Records for the exercise
==*==

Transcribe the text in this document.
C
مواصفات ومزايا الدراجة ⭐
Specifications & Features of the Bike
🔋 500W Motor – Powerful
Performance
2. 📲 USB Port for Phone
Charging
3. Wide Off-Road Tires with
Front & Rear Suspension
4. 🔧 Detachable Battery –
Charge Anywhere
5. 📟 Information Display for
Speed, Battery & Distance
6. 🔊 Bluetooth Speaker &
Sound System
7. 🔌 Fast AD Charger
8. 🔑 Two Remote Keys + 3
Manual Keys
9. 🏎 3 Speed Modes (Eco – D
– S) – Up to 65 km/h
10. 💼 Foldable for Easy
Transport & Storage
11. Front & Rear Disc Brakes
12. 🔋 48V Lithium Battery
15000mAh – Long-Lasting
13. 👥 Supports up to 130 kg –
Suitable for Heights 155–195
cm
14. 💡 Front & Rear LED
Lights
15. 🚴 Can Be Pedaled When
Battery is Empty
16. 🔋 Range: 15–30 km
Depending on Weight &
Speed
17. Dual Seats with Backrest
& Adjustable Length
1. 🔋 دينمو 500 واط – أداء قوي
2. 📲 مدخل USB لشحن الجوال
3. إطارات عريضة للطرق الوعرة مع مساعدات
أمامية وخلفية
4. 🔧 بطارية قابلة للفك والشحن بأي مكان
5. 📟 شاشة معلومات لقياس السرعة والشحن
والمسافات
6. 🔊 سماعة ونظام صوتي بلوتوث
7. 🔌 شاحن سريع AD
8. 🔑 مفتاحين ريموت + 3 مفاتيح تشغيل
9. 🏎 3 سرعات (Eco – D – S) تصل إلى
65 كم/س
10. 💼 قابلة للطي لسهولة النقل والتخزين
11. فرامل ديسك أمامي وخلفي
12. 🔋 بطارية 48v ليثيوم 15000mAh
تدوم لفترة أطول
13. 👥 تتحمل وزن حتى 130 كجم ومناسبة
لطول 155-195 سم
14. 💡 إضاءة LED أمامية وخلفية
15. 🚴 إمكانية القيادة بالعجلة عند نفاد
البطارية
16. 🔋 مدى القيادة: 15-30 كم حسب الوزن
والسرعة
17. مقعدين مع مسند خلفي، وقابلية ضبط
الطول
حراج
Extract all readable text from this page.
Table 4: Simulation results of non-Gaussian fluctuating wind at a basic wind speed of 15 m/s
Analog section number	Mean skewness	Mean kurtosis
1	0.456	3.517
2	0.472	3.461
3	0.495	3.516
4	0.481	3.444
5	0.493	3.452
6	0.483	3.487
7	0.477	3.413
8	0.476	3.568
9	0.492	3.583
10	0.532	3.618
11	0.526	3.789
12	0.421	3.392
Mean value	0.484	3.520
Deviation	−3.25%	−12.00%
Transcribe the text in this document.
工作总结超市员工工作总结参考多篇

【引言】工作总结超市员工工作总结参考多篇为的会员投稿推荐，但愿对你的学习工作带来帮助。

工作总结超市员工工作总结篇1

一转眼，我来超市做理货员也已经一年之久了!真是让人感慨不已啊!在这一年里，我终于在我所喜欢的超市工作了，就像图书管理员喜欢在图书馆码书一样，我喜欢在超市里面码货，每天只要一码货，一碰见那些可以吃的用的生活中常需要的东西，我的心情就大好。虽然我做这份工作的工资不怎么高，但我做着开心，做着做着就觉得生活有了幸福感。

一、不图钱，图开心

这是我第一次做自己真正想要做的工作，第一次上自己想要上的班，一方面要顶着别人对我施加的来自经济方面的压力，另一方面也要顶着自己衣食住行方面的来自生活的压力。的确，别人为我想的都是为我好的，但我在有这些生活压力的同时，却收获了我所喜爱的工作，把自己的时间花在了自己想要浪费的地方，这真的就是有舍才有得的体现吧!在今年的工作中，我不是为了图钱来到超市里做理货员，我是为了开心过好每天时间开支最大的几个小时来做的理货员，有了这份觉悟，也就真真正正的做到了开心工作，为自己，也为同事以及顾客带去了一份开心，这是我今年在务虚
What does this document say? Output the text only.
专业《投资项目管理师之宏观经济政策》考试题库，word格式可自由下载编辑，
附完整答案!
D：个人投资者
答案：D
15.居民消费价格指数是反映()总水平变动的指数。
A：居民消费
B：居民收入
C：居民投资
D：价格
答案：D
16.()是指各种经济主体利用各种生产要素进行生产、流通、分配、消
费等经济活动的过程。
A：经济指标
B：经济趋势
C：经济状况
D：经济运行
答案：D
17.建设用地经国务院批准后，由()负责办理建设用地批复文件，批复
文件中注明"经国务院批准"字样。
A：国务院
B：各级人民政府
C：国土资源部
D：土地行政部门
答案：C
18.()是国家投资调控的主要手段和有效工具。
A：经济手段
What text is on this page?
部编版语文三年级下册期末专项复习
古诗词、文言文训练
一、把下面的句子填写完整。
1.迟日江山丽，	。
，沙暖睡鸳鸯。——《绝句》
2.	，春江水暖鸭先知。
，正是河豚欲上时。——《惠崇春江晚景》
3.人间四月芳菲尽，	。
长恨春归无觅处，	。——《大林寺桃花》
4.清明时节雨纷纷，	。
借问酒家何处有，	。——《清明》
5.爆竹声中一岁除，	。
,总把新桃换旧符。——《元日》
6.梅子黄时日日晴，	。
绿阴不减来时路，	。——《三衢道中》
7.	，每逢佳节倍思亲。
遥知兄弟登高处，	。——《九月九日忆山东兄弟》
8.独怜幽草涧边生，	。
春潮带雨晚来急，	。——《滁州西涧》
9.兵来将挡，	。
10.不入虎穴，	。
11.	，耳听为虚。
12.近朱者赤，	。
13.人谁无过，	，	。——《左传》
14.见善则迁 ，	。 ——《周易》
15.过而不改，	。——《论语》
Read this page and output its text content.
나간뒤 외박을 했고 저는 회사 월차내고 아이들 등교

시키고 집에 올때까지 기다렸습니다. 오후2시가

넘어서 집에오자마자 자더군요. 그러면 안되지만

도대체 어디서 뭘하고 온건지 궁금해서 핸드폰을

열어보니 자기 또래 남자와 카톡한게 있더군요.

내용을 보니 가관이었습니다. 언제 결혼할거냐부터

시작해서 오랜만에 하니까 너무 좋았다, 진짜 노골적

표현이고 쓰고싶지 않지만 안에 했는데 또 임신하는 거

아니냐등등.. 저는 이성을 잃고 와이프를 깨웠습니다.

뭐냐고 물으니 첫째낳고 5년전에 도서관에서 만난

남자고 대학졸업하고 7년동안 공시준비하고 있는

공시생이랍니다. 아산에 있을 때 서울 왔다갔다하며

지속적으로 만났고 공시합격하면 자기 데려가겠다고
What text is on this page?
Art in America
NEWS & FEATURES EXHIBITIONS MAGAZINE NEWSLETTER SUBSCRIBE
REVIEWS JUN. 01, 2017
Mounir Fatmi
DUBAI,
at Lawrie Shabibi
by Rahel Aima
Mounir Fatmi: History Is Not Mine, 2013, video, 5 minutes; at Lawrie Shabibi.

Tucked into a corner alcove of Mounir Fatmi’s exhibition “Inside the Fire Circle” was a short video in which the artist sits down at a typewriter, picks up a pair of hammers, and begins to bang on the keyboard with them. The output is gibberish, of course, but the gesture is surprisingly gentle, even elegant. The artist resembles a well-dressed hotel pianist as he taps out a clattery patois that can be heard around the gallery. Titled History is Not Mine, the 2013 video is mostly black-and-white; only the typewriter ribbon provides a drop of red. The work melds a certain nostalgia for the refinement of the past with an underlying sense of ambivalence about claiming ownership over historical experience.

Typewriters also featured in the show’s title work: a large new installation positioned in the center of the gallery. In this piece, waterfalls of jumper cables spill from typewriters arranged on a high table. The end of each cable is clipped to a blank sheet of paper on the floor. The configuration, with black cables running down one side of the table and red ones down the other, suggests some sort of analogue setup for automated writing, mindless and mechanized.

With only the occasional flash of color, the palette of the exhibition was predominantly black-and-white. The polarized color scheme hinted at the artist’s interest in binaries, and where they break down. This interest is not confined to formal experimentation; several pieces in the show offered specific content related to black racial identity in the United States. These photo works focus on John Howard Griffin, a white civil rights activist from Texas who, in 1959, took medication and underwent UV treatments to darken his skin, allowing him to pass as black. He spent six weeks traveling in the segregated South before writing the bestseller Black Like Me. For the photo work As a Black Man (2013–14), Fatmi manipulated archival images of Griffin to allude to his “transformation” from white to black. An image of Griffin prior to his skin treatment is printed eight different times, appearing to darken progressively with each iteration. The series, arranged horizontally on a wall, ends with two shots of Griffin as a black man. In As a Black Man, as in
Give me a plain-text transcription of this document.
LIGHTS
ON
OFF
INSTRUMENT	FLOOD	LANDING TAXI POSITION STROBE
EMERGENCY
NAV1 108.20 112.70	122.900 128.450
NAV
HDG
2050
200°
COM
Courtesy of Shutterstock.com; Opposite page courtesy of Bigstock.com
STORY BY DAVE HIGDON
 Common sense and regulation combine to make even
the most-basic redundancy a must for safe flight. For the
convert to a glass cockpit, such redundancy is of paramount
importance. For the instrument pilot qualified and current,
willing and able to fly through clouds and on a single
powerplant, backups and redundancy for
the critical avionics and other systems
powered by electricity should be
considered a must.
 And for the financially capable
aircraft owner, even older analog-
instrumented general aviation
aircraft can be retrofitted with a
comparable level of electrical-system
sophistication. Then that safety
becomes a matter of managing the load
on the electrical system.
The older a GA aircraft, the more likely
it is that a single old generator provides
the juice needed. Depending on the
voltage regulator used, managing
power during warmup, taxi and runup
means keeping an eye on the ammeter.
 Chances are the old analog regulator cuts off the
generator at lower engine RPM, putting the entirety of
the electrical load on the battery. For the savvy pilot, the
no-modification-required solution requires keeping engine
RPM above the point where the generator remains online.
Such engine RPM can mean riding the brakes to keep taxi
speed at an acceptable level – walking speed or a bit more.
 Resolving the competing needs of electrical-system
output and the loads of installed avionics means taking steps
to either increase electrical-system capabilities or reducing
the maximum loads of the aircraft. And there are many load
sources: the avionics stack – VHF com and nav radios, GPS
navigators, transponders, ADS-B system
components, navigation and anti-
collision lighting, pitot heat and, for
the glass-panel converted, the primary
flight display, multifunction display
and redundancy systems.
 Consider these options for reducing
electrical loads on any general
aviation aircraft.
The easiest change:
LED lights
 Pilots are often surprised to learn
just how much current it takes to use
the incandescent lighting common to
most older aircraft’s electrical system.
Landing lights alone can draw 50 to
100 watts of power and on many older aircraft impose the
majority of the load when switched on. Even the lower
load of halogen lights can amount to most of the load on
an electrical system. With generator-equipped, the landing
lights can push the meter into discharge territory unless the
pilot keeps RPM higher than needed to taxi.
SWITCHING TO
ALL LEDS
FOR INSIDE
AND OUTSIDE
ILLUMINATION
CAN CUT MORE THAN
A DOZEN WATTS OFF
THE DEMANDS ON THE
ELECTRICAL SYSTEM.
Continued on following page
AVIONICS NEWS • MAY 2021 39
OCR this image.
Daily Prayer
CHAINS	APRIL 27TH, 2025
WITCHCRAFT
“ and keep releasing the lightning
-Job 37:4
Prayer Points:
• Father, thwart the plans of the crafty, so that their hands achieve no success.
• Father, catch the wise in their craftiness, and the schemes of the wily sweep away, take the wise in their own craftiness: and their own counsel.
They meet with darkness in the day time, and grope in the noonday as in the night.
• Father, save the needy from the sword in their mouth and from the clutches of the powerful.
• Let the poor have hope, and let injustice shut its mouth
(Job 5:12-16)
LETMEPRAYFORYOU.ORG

==*==

Which lines above contain the word "قابلة"? Copy each of them.

Result of the exercise
4. 🔧 بطارية قابلة للفك والشحن بأي مكان
10. 💼 قابلة للطي لسهولة النقل والتخزين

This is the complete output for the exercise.